## [BRIEF]
Repeat the listing in full, preserving every character.
==========
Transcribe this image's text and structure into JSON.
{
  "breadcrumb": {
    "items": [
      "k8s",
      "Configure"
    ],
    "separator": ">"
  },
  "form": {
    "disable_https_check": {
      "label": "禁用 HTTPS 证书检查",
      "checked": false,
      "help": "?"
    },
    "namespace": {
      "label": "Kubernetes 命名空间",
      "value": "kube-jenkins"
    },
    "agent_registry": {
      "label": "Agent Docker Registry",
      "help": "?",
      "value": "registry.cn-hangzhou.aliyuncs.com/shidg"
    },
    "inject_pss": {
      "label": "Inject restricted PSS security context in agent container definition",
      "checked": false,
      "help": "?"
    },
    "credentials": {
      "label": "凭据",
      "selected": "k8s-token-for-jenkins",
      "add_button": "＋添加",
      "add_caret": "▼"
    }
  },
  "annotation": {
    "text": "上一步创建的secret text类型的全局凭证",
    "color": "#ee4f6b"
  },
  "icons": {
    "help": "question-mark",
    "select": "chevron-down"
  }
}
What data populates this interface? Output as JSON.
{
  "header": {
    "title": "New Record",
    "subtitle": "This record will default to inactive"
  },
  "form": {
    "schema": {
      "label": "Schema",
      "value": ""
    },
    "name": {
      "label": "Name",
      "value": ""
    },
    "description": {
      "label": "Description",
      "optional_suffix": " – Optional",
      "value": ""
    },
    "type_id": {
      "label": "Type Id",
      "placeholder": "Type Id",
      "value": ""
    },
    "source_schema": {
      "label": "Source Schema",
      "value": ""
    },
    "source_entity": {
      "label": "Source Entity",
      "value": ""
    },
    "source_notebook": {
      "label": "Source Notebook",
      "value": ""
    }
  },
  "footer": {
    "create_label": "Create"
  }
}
==========
## [SOLUTION TO THIS PROBLEM]
Transcribe this image's text and structure into JSON.
{
  "breadcrumb": {
    "items": [
      "k8s",
      "Configure"
    ],
    "separator": ">"
  },
  "form": {
    "disable_https_check": {
      "label": "禁用 HTTPS 证书检查",
      "checked": false,
      "help": "?"
    },
    "namespace": {
      "label": "Kubernetes 命名空间",
      "value": "kube-jenkins"
    },
    "agent_registry": {
      "label": "Agent Docker Registry",
      "help": "?",
      "value": "registry.cn-hangzhou.aliyuncs.com/shidg"
    },
    "inject_pss": {
      "label": "Inject restricted PSS security context in agent container definition",
      "checked": false,
      "help": "?"
    },
    "credentials": {
      "label": "凭据",
      "selected": "k8s-token-for-jenkins",
      "add_button": "＋添加",
      "add_caret": "▼"
    }
  },
  "annotation": {
    "text": "上一步创建的secret text类型的全局凭证",
    "color": "#ee4f6b"
  },
  "icons": {
    "help": "question-mark",
    "select": "chevron-down"
  }
}
What data populates this interface? Output as JSON.
{
  "header": {
    "title": "New Record",
    "subtitle": "This record will default to inactive"
  },
  "form": {
    "schema": {
      "label": "Schema",
      "value": ""
    },
    "name": {
      "label": "Name",
      "value": ""
    },
    "description": {
      "label": "Description",
      "optional_suffix": " – Optional",
      "value": ""
    },
    "type_id": {
      "label": "Type Id",
      "placeholder": "Type Id",
      "value": ""
    },
    "source_schema": {
      "label": "Source Schema",
      "value": ""
    },
    "source_entity": {
      "label": "Source Entity",
      "value": ""
    },
    "source_notebook": {
      "label": "Source Notebook",
      "value": ""
    }
  },
  "footer": {
    "create_label": "Create"
  }
}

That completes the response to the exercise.